Print the data lines from the one containing "headline-line-1: Polish Your" through the one containing "nav-link-our-story[interactable]: Our Story", both included, reproducing each line character for character.
• • • •
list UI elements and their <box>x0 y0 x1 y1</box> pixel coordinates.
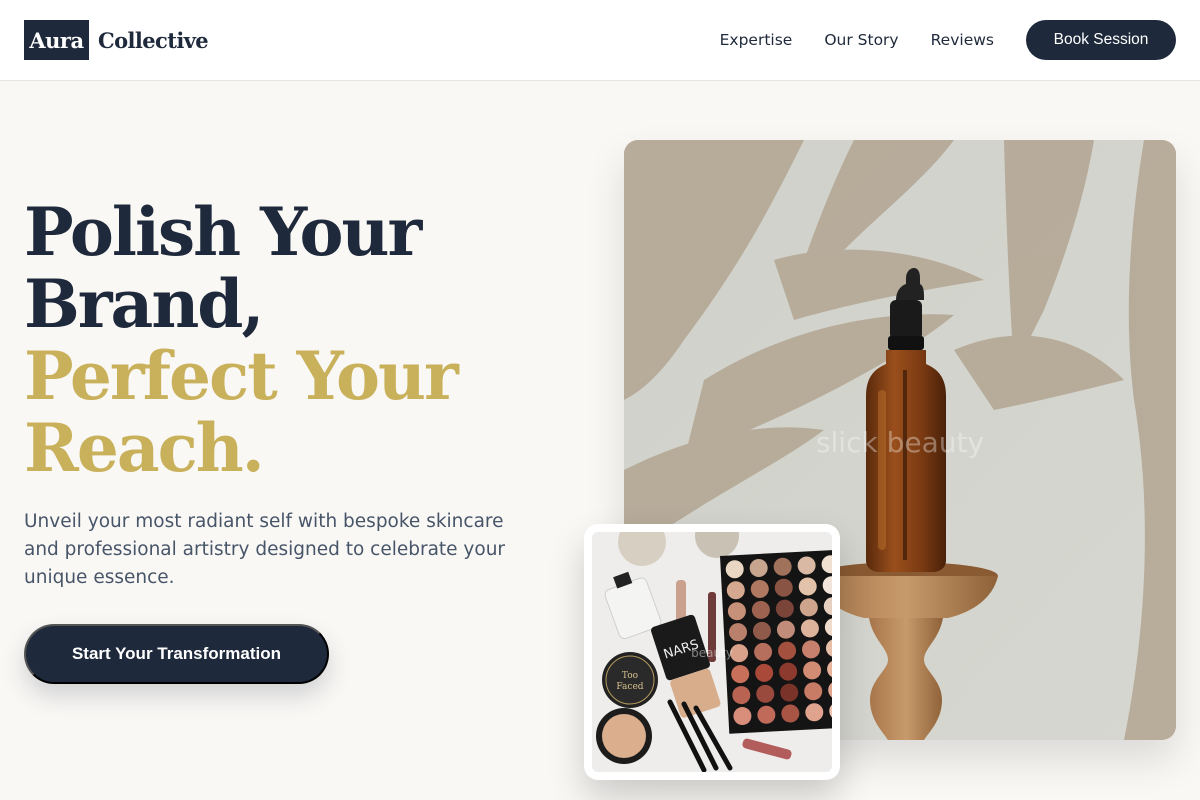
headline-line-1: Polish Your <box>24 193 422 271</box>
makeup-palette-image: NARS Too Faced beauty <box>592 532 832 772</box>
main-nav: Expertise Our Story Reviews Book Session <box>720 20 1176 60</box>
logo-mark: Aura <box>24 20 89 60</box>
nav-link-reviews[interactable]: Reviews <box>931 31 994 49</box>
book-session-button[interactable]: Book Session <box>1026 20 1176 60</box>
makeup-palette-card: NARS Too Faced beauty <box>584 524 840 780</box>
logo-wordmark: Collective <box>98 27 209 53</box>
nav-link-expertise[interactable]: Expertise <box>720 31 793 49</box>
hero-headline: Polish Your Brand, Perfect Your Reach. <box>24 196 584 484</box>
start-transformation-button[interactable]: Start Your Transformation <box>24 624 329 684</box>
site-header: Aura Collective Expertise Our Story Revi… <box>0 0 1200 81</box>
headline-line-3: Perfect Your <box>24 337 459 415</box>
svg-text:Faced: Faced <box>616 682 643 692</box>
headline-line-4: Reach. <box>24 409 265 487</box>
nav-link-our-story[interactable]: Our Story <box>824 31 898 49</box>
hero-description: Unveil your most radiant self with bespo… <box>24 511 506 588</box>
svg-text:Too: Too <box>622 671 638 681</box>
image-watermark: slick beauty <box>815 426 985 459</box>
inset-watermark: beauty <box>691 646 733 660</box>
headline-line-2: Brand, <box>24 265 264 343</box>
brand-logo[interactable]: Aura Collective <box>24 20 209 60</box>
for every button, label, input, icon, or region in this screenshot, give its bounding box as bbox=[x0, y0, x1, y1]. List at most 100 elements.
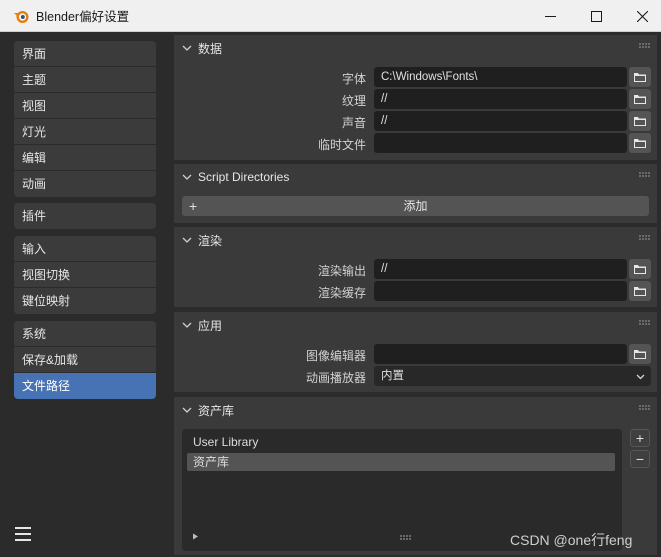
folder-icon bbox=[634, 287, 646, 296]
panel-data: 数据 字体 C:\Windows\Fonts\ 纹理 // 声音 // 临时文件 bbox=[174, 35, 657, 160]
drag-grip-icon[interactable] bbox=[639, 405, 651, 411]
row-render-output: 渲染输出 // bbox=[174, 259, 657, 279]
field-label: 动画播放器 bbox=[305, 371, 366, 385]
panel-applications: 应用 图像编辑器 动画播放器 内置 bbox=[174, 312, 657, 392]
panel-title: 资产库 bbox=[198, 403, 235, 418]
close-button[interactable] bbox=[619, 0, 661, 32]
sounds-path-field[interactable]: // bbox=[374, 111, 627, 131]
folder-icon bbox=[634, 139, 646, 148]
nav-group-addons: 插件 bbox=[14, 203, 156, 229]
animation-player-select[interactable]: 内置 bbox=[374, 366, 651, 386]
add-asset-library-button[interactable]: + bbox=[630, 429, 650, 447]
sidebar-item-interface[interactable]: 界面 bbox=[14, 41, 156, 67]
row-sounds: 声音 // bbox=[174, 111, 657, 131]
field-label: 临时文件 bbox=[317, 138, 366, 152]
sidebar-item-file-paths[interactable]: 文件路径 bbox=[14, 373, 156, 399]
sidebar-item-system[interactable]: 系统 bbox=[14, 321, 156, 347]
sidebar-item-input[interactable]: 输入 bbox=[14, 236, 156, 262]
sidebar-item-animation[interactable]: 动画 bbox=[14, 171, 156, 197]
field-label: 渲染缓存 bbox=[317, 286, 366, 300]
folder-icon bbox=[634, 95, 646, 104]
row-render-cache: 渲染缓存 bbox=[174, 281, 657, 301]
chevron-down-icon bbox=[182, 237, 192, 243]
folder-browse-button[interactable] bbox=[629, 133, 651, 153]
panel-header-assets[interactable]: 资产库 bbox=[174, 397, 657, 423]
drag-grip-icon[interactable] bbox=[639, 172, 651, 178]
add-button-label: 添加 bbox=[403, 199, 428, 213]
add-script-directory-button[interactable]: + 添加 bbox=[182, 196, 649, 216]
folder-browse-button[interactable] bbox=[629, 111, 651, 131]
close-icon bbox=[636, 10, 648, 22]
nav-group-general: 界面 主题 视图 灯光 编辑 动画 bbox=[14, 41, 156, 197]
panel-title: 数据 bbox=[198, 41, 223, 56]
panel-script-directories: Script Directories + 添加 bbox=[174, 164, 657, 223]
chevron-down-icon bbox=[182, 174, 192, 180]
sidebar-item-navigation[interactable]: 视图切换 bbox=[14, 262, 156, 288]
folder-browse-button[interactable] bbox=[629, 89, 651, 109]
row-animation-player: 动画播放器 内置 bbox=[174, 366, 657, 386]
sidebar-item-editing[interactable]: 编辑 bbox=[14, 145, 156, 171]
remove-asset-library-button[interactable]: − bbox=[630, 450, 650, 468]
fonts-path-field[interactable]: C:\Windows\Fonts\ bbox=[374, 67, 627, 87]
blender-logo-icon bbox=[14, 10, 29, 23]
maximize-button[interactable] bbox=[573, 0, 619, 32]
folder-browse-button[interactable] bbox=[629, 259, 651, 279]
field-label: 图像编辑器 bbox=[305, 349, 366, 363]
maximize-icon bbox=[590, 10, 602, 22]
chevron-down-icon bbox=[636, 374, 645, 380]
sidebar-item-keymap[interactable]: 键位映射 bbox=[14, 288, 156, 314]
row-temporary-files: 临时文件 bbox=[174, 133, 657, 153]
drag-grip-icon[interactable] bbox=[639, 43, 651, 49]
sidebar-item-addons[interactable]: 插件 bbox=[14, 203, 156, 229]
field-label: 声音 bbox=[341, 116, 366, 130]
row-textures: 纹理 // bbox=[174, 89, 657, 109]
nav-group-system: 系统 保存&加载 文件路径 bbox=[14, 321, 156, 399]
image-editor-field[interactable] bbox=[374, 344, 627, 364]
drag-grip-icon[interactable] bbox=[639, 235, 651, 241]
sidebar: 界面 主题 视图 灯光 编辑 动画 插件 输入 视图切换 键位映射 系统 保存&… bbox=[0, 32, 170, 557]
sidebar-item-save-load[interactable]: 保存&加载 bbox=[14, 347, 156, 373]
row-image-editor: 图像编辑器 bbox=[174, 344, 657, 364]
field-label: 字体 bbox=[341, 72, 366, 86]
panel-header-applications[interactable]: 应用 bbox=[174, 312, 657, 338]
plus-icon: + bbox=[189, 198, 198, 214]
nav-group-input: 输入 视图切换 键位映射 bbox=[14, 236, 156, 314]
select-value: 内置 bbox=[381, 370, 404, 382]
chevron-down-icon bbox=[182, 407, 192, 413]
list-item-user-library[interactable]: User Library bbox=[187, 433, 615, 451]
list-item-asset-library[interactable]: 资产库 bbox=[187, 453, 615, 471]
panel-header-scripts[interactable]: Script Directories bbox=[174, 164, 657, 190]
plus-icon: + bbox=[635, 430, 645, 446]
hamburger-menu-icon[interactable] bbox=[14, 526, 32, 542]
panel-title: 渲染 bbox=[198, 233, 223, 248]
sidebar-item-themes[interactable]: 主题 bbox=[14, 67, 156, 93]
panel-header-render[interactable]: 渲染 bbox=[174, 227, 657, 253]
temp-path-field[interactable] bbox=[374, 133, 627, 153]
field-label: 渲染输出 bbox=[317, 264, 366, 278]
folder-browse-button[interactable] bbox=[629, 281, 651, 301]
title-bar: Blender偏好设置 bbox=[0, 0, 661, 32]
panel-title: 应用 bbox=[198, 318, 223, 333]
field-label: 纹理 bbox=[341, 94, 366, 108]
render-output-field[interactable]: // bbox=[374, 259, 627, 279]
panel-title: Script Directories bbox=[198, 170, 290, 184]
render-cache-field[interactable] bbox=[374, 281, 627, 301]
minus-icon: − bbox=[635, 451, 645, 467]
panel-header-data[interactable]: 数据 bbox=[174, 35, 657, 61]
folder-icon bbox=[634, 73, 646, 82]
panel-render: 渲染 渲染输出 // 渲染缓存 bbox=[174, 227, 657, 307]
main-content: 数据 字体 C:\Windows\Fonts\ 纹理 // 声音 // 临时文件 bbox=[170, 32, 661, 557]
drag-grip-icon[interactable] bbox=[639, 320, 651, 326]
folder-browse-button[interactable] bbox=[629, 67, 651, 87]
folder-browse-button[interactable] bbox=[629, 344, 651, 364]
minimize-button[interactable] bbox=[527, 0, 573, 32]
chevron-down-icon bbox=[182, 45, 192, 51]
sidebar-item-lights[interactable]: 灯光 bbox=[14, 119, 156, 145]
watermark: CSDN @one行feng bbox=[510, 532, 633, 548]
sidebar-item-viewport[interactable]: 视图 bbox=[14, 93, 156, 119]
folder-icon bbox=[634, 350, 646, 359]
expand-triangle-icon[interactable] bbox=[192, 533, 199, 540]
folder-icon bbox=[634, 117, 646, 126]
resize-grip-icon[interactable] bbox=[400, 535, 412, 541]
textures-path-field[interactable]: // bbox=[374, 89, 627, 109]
• • • •
> **Output below**:
headline-line-1: Polish Your <box>24 193 422 271</box>
makeup-palette-image: NARS Too Faced beauty <box>592 532 832 772</box>
main-nav: Expertise Our Story Reviews Book Session <box>720 20 1176 60</box>
logo-mark: Aura <box>24 20 89 60</box>
nav-link-reviews[interactable]: Reviews <box>931 31 994 49</box>
book-session-button[interactable]: Book Session <box>1026 20 1176 60</box>
makeup-palette-card: NARS Too Faced beauty <box>584 524 840 780</box>
logo-wordmark: Collective <box>98 27 209 53</box>
nav-link-expertise[interactable]: Expertise <box>720 31 793 49</box>
hero-headline: Polish Your Brand, Perfect Your Reach. <box>24 196 584 484</box>
start-transformation-button[interactable]: Start Your Transformation <box>24 624 329 684</box>
site-header: Aura Collective Expertise Our Story Revi… <box>0 0 1200 81</box>
headline-line-3: Perfect Your <box>24 337 459 415</box>
svg-text:Faced: Faced <box>616 682 643 692</box>
headline-line-4: Reach. <box>24 409 265 487</box>
nav-link-our-story[interactable]: Our Story <box>824 31 898 49</box>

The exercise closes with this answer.